▶ 実施事項:
1) 増税をめぐる本文にある「同時に、庶民大増税問題が大争点になってきました。」という一文を英語に訳してください。
2) 増税をめぐる本文を、最後の文の後から引き継いで書き進めてください。

▶ 提示本文:
自公――住民税増税にだんまり、消費税増税を狙う

共産党――住民税、消費税大増税に反対する旗を鮮明に掲げる

 第二は、「ストップ貧困」です。

 私たちは、社会保障充実のための「緊急福祉1兆円プラン」を提案してきました。これは草の根の運動で掲げている要求そのものであり、一兆円という財源規模がたいへん現実的なものだという両面で、大きな共感を広げています。

 同時に、庶民大増税問題が大争点になってきました。

 定率減税の廃止などによる住民税大増税に日本列島で激しい怒りが噴きあがっています。暮らしの打撃への怒りとともに、“二つの公約違反”で増税を押し付けられたことへの怒りが重なっていると思います。

 一つは、二〇〇五年の総選挙で、与党が「サラリーマン増税はやらない」とのべたにもかかわらず、定率減税廃止というサラリーマンをはじめとする庶民直撃の増税をしたことです。もう一つは「年金財源のため」といって増税しながら、年金にまわったのはごく一部で、大部分は大企業・大資産家への減税に流用されたことです。この“二つの公約違反”が怒りの火に油を注いでいます。

 自民・公明は、住民税大増税にはだんまりを決め込み、「税源移譲で税額は変わらない」というごまかしの宣伝をおこなってきましたが、それももう通用しなくなり、論戦不能に陥っているというのが現状です。

 さらに、消費税増税がいよいよ大争点になってきました。きっかけは安倍首相の「上げないとは一言もいっていない」という発言でした。その後の党首討論で私は首相の態度をくりかえしただしましたが、党首討論を通じて、秋の税制改革で与党が消費税増税を選択肢にしていることが浮き彫りになりました。

 中川政調会長は「(消費税を)聖域にしない」とのべ、増税を強くにじませました。「毎日」の候補者アンケートでは、自民党は74%が「消費税値上げ」と回答しています。増税のホンネを隠して、国民の審判を仰ぐことなしに強行することは絶対に許されません。

▶ 収集データ:
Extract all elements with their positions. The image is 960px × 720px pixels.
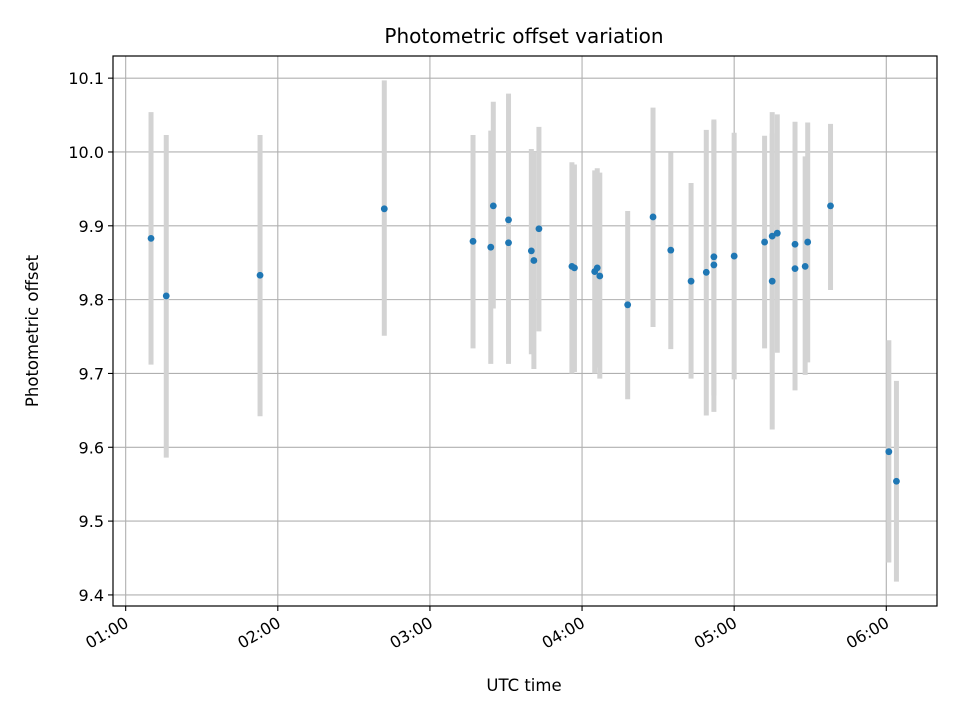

▶ 演習の解答:
1) At the same time, the problem of a major tax increase on ordinary people has become a major point of contention.

2)
 日本共産党は、住民税大増税、消費税増税に反対する旗を鮮明に掲げ、安倍・自公政権の大増税への暴走に正面から対決するもっともたしかな立場をもつ政党です。大企業・大資産家へ行き過ぎた減税を見直せという立場に立っているから、庶民大増税に反対する立場も確固としたものになります。この問題には非常に大きな手ごたえがあります。

憲法問題

自公――「海外で戦争する国」づくりに向け大暴走

共産党――改憲の狙いを鋭く追及

 第三は、憲法問題です。自民党が「マニフェスト」で三年後の国会での改憲発議を宣言するなかで、重大な争点となっています。公明党も「加憲」といって歩調をあわせました。憲法改悪への暴走が始まっています。

 日本共産党は、テレビの党首討論で、改憲の狙いが「アメリカと肩を並べて武力行使をする」ことにあるということを、安倍首相に直接ただしてきました。安倍首相はこれを否定できませんでした。「海外で戦争する国づくり」という改憲の目的が、論戦を通じて明瞭(めいりょう)になりました。

 憲法九条を守るたしかな政党――日本共産党がのびることの意味がいよいよ切実になってきました。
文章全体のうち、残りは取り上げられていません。